### [SHORT PROBLEM]
Of all the lines in these entries, how many contain the string "They"? Give only that count.

### [RAW DATA]
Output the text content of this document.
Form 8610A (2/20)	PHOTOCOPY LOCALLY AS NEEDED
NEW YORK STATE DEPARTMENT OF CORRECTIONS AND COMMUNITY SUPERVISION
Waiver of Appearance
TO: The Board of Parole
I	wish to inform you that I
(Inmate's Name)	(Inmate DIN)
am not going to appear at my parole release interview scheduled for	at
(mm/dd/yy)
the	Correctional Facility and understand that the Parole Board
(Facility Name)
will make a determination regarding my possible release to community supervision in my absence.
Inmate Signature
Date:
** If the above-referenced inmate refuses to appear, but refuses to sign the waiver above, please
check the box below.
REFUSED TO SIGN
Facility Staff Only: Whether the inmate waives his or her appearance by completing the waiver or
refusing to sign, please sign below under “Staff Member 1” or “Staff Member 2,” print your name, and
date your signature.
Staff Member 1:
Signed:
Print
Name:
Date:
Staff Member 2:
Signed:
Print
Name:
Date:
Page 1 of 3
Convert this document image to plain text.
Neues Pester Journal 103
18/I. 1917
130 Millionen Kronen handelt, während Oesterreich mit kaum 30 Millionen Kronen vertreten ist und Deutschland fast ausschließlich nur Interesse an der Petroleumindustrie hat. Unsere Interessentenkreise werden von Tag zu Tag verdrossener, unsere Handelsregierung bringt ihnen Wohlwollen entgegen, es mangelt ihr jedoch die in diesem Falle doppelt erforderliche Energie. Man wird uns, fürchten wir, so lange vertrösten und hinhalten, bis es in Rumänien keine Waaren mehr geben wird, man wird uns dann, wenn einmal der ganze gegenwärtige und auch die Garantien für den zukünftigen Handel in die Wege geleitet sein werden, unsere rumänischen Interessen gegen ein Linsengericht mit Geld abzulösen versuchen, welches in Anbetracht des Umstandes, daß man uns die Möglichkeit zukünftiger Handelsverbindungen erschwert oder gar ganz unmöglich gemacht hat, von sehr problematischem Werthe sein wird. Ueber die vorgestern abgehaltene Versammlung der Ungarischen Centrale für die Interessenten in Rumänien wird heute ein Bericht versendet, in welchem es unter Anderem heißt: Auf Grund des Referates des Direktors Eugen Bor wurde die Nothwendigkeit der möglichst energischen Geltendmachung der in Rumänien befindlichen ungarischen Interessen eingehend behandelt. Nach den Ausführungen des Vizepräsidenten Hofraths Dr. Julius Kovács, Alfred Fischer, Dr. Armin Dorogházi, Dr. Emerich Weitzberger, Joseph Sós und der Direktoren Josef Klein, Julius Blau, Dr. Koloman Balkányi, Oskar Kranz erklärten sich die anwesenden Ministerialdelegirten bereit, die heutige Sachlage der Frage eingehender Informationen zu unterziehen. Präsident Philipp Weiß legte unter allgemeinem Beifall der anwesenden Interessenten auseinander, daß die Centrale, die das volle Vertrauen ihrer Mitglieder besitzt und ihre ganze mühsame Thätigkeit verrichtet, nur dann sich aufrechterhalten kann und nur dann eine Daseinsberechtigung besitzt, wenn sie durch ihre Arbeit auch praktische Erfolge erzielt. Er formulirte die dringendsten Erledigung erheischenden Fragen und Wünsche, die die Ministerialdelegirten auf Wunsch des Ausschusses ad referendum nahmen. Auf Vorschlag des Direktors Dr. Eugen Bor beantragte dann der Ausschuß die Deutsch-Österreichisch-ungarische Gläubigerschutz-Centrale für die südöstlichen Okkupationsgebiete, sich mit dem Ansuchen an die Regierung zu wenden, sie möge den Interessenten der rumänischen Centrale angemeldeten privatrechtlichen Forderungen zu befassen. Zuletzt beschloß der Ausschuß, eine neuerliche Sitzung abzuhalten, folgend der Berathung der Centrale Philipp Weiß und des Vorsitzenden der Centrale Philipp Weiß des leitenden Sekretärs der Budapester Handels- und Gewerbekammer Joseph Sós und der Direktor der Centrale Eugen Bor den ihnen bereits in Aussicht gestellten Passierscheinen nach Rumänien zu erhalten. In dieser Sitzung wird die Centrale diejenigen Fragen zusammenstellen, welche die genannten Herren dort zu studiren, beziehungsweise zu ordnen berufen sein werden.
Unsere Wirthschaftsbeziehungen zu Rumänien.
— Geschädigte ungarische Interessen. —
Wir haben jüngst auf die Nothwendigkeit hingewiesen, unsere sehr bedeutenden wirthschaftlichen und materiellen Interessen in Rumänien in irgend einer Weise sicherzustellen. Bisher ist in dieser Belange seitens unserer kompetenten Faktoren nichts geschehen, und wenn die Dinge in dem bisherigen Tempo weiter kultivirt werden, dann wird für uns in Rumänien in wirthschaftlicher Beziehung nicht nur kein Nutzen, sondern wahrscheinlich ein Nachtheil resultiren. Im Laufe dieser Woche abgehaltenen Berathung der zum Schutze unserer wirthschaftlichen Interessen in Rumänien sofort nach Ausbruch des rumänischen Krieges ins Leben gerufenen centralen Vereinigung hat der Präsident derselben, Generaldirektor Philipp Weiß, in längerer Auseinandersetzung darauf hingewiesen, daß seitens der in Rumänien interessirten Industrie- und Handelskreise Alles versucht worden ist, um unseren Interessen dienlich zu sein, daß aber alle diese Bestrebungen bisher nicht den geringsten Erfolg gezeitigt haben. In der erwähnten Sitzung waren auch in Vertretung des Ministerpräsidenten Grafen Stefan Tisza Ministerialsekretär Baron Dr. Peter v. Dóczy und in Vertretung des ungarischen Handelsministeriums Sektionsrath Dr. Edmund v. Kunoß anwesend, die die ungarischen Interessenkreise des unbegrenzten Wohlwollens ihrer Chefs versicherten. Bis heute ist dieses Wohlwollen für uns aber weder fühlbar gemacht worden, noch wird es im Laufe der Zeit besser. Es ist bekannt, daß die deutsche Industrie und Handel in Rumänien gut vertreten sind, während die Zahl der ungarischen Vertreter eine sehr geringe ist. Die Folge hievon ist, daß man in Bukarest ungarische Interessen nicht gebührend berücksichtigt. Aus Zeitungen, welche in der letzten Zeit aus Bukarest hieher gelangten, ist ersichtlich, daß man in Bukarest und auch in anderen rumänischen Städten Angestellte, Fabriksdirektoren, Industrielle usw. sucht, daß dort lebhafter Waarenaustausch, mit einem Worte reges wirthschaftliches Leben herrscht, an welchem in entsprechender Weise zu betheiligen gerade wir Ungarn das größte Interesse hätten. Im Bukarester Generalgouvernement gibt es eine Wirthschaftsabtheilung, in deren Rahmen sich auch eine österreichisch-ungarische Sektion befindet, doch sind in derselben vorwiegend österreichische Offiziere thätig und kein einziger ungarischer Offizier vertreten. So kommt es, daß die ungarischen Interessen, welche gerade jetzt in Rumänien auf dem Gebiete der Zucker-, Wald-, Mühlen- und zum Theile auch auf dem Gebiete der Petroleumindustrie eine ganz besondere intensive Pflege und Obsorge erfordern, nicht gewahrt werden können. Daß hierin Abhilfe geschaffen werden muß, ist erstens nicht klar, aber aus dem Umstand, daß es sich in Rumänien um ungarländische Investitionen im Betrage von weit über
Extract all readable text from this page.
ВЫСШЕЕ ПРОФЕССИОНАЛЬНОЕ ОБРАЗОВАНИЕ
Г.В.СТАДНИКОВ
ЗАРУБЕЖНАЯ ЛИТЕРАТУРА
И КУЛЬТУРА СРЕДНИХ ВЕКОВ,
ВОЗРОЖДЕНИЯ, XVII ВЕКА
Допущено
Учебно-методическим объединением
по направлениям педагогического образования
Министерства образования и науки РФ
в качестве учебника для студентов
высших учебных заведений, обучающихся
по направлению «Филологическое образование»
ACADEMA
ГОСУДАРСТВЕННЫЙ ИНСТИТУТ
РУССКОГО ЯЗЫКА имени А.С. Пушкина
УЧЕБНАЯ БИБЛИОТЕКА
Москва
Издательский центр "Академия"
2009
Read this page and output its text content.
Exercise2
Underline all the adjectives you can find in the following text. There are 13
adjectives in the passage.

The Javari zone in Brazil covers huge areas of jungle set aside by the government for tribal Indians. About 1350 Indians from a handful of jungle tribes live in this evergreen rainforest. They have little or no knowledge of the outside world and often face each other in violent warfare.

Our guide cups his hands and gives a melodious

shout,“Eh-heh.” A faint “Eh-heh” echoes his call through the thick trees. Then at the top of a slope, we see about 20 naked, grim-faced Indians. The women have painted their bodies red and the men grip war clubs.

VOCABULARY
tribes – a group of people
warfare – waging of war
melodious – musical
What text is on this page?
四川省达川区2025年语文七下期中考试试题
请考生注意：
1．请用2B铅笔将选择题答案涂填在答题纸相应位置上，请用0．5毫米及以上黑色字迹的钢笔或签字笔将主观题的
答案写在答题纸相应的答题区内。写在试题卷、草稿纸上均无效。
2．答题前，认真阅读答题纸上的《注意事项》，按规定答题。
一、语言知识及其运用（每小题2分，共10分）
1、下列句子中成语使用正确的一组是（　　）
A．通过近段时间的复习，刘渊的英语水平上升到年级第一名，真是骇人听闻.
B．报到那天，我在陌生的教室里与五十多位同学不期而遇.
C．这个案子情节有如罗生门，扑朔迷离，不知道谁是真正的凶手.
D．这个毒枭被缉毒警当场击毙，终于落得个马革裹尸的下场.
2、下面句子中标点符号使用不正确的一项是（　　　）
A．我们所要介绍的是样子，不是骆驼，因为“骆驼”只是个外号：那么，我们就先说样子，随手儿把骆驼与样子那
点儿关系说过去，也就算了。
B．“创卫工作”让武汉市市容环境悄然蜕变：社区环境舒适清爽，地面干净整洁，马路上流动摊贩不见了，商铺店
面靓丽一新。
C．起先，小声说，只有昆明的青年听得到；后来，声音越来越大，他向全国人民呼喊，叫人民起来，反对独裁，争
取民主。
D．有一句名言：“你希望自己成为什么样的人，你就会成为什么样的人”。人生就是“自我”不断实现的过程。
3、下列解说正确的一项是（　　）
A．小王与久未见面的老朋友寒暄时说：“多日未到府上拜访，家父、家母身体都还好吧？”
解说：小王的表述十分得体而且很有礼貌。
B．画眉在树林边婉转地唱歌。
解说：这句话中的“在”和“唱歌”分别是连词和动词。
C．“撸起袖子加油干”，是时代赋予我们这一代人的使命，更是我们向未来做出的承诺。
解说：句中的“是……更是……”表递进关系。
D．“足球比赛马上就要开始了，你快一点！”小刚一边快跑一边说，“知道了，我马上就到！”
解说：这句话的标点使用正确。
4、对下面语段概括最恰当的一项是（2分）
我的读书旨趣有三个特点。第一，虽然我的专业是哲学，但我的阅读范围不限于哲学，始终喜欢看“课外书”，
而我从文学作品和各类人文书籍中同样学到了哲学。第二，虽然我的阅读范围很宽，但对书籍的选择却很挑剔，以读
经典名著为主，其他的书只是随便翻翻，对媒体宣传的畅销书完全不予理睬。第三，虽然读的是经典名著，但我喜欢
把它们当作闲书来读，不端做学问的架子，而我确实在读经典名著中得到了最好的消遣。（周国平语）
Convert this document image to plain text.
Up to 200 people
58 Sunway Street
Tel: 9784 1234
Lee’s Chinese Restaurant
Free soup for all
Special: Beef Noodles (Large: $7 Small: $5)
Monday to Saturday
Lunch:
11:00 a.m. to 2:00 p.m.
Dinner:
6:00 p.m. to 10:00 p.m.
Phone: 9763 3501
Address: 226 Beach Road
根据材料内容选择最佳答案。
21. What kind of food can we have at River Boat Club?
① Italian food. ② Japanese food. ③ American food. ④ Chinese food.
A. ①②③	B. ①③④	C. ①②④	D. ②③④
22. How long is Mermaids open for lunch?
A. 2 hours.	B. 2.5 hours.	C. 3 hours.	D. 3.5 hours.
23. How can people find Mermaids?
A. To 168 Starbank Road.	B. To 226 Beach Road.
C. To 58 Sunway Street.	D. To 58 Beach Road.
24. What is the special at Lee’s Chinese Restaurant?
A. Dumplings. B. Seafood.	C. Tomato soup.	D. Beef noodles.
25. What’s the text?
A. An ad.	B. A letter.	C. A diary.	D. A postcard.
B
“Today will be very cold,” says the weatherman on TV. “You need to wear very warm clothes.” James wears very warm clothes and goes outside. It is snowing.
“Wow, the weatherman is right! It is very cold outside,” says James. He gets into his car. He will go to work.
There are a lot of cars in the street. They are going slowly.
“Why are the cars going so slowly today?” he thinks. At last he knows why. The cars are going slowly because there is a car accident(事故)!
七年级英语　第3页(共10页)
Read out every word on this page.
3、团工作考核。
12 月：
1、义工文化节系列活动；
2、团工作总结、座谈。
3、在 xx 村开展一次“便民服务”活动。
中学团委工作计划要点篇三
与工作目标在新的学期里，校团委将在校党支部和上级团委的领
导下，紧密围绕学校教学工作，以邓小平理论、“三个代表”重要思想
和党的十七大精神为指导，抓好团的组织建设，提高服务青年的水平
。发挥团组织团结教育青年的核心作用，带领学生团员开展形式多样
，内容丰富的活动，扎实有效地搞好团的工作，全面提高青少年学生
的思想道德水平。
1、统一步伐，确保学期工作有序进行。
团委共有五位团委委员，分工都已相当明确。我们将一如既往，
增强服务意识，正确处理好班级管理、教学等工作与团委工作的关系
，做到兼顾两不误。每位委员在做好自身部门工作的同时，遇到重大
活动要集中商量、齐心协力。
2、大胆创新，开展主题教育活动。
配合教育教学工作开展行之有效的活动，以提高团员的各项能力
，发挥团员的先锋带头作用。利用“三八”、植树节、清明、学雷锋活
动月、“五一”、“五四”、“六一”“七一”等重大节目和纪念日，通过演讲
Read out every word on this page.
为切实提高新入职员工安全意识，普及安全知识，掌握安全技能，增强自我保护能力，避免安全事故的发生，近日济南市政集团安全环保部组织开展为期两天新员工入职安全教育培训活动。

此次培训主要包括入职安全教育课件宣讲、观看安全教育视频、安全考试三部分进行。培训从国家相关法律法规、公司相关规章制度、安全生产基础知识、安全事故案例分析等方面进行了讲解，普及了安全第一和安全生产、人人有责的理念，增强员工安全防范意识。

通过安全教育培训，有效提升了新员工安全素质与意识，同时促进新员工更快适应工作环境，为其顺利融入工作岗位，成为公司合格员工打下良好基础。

### [THE RESPONSE]
2